> WORK INSTRUCTIONS
The records are to be restated in their entirety, word for word.

Records:
-=-=-

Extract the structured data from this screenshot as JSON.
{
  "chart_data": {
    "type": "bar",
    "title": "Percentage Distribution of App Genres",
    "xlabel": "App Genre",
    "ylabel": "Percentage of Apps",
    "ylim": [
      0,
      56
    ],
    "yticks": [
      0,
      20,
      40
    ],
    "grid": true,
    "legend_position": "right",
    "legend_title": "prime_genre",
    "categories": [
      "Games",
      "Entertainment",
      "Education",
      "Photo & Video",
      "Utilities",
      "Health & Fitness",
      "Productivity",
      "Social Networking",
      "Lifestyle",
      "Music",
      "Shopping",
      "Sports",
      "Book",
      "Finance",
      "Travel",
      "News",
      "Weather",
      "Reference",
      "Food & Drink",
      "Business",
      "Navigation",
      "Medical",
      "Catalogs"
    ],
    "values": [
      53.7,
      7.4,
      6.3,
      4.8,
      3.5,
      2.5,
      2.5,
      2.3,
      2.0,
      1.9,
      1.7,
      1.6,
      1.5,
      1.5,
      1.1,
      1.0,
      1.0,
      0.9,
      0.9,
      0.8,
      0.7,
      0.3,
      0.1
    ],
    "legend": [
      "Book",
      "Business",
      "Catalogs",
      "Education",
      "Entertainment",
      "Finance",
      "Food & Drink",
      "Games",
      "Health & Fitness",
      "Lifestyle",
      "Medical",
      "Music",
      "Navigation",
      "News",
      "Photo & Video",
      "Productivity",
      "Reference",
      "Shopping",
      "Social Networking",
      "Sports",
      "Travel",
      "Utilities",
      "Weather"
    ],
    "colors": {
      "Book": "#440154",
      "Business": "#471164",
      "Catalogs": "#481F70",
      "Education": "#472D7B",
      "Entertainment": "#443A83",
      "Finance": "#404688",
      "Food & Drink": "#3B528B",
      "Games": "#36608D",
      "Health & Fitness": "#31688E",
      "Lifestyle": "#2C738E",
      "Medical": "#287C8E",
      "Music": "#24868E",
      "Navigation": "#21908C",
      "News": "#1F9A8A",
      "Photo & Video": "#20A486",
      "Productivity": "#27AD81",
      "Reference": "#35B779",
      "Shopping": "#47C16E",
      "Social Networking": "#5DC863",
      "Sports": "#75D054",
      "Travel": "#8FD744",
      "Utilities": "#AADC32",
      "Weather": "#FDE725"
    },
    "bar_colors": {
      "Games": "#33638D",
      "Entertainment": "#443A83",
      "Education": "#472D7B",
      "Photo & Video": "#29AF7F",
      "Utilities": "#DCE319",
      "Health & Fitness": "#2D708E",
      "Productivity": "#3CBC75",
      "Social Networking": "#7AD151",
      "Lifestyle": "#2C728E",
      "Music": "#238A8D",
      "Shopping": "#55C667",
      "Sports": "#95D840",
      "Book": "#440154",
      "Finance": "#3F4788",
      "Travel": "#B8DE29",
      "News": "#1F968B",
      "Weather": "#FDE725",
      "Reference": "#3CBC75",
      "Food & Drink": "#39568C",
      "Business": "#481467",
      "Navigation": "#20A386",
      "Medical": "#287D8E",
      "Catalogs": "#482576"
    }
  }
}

-=-=-

> WRITTEN RESPONSE
Extract the structured data from this screenshot as JSON.
{
  "chart_data": {
    "type": "bar",
    "title": "Percentage Distribution of App Genres",
    "xlabel": "App Genre",
    "ylabel": "Percentage of Apps",
    "ylim": [
      0,
      56
    ],
    "yticks": [
      0,
      20,
      40
    ],
    "grid": true,
    "legend_position": "right",
    "legend_title": "prime_genre",
    "categories": [
      "Games",
      "Entertainment",
      "Education",
      "Photo & Video",
      "Utilities",
      "Health & Fitness",
      "Productivity",
      "Social Networking",
      "Lifestyle",
      "Music",
      "Shopping",
      "Sports",
      "Book",
      "Finance",
      "Travel",
      "News",
      "Weather",
      "Reference",
      "Food & Drink",
      "Business",
      "Navigation",
      "Medical",
      "Catalogs"
    ],
    "values": [
      53.7,
      7.4,
      6.3,
      4.8,
      3.5,
      2.5,
      2.5,
      2.3,
      2.0,
      1.9,
      1.7,
      1.6,
      1.5,
      1.5,
      1.1,
      1.0,
      1.0,
      0.9,
      0.9,
      0.8,
      0.7,
      0.3,
      0.1
    ],
    "legend": [
      "Book",
      "Business",
      "Catalogs",
      "Education",
      "Entertainment",
      "Finance",
      "Food & Drink",
      "Games",
      "Health & Fitness",
      "Lifestyle",
      "Medical",
      "Music",
      "Navigation",
      "News",
      "Photo & Video",
      "Productivity",
      "Reference",
      "Shopping",
      "Social Networking",
      "Sports",
      "Travel",
      "Utilities",
      "Weather"
    ],
    "colors": {
      "Book": "#440154",
      "Business": "#471164",
      "Catalogs": "#481F70",
      "Education": "#472D7B",
      "Entertainment": "#443A83",
      "Finance": "#404688",
      "Food & Drink": "#3B528B",
      "Games": "#36608D",
      "Health & Fitness": "#31688E",
      "Lifestyle": "#2C738E",
      "Medical": "#287C8E",
      "Music": "#24868E",
      "Navigation": "#21908C",
      "News": "#1F9A8A",
      "Photo & Video": "#20A486",
      "Productivity": "#27AD81",
      "Reference": "#35B779",
      "Shopping": "#47C16E",
      "Social Networking": "#5DC863",
      "Sports": "#75D054",
      "Travel": "#8FD744",
      "Utilities": "#AADC32",
      "Weather": "#FDE725"
    },
    "bar_colors": {
      "Games": "#33638D",
      "Entertainment": "#443A83",
      "Education": "#472D7B",
      "Photo & Video": "#29AF7F",
      "Utilities": "#DCE319",
      "Health & Fitness": "#2D708E",
      "Productivity": "#3CBC75",
      "Social Networking": "#7AD151",
      "Lifestyle": "#2C728E",
      "Music": "#238A8D",
      "Shopping": "#55C667",
      "Sports": "#95D840",
      "Book": "#440154",
      "Finance": "#3F4788",
      "Travel": "#B8DE29",
      "News": "#1F968B",
      "Weather": "#FDE725",
      "Reference": "#3CBC75",
      "Food & Drink": "#39568C",
      "Business": "#481467",
      "Navigation": "#20A386",
      "Medical": "#287D8E",
      "Catalogs": "#482576"
    }
  }
}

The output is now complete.